__Task__: Find all lines in the records that include the word "name", and copy them out.

------------------------------------------------------------------------

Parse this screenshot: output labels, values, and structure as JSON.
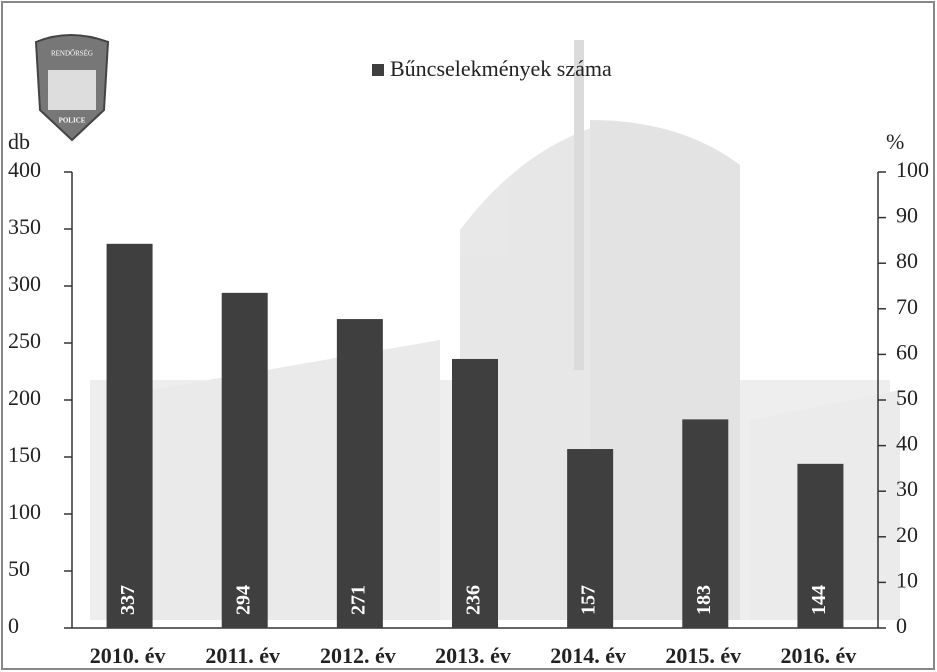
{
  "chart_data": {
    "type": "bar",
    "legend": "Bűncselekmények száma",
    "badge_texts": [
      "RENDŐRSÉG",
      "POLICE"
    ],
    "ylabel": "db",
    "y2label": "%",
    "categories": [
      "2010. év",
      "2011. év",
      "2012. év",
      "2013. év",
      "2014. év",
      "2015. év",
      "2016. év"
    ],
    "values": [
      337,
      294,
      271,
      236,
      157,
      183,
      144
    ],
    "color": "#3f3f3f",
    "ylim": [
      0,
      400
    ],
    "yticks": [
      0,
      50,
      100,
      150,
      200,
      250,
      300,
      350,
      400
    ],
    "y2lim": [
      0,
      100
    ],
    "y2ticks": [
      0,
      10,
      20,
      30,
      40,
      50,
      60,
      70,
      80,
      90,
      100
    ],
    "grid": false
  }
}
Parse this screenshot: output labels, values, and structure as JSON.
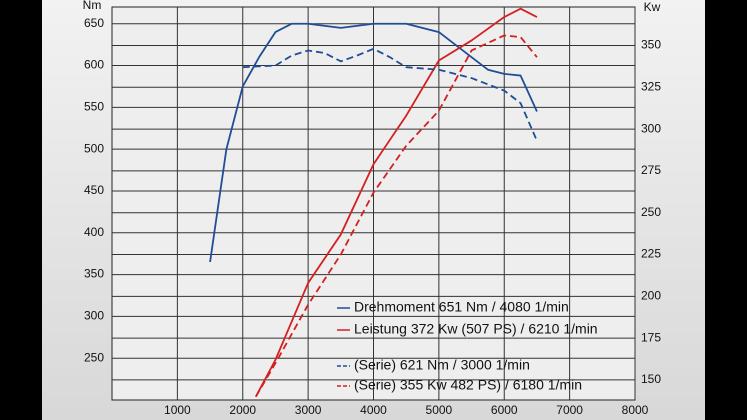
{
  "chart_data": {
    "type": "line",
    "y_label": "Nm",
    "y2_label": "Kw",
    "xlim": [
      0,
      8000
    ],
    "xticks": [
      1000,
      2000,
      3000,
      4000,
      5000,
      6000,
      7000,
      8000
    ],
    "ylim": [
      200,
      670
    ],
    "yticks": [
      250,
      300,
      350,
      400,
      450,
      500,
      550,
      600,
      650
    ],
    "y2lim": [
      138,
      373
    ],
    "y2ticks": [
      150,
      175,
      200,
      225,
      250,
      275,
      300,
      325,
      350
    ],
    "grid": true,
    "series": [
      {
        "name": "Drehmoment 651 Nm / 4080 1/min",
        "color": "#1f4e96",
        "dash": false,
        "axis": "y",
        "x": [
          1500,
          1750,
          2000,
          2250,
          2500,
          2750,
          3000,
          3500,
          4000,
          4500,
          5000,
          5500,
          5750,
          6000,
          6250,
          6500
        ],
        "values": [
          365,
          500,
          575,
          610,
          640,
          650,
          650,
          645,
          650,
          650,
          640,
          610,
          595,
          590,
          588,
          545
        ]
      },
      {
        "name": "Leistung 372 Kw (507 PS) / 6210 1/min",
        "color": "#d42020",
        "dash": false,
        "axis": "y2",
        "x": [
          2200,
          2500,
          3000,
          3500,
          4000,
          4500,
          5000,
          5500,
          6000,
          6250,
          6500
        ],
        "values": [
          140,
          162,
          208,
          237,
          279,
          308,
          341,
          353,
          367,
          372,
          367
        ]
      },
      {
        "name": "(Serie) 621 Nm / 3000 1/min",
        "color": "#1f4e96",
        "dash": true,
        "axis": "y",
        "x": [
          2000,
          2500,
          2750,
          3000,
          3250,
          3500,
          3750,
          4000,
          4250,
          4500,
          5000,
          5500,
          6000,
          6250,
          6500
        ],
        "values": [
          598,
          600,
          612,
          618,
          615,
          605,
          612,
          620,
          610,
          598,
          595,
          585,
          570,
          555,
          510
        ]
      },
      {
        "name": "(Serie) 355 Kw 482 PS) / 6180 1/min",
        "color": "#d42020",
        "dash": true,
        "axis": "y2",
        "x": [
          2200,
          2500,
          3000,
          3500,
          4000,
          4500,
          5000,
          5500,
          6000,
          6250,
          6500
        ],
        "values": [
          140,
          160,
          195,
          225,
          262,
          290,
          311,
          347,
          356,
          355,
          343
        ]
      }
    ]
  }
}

------------------------------------------------------------------------

__Problem solution__:
        "name": "Drehmoment 651 Nm / 4080 1/min",
        "name": "Leistung 372 Kw (507 PS) / 6210 1/min",
        "name": "(Serie) 621 Nm / 3000 1/min",
        "name": "(Serie) 355 Kw 482 PS) / 6180 1/min",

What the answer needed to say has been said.